─── Data to process ───

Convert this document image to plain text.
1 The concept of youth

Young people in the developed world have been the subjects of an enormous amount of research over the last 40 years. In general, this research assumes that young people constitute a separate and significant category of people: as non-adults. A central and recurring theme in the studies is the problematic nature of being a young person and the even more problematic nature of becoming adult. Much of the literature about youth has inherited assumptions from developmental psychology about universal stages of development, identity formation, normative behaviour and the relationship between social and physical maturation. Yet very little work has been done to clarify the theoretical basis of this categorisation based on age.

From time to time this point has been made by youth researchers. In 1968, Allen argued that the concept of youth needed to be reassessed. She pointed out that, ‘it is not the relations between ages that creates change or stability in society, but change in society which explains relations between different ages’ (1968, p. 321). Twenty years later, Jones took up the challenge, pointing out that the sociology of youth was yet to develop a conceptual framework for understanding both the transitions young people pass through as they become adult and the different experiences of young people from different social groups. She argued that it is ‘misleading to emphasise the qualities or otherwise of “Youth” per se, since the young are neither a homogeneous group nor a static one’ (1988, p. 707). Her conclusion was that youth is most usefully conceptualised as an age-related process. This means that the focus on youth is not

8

───

## Work required
Could you reproduce every record above exactly as it appears?

## Solution to this task
Convert this document image to plain text.
1 The concept of youth

Young people in the developed world have been the subjects of an enormous amount of research over the last 40 years. In general, this research assumes that young people constitute a separate and significant category of people: as non-adults. A central and recurring theme in the studies is the problematic nature of being a young person and the even more problematic nature of becoming adult. Much of the literature about youth has inherited assumptions from developmental psychology about universal stages of development, identity formation, normative behaviour and the relationship between social and physical maturation. Yet very little work has been done to clarify the theoretical basis of this categorisation based on age.

From time to time this point has been made by youth researchers. In 1968, Allen argued that the concept of youth needed to be reassessed. She pointed out that, ‘it is not the relations between ages that creates change or stability in society, but change in society which explains relations between different ages’ (1968, p. 321). Twenty years later, Jones took up the challenge, pointing out that the sociology of youth was yet to develop a conceptual framework for understanding both the transitions young people pass through as they become adult and the different experiences of young people from different social groups. She argued that it is ‘misleading to emphasise the qualities or otherwise of “Youth” per se, since the young are neither a homogeneous group nor a static one’ (1988, p. 707). Her conclusion was that youth is most usefully conceptualised as an age-related process. This means that the focus on youth is not

8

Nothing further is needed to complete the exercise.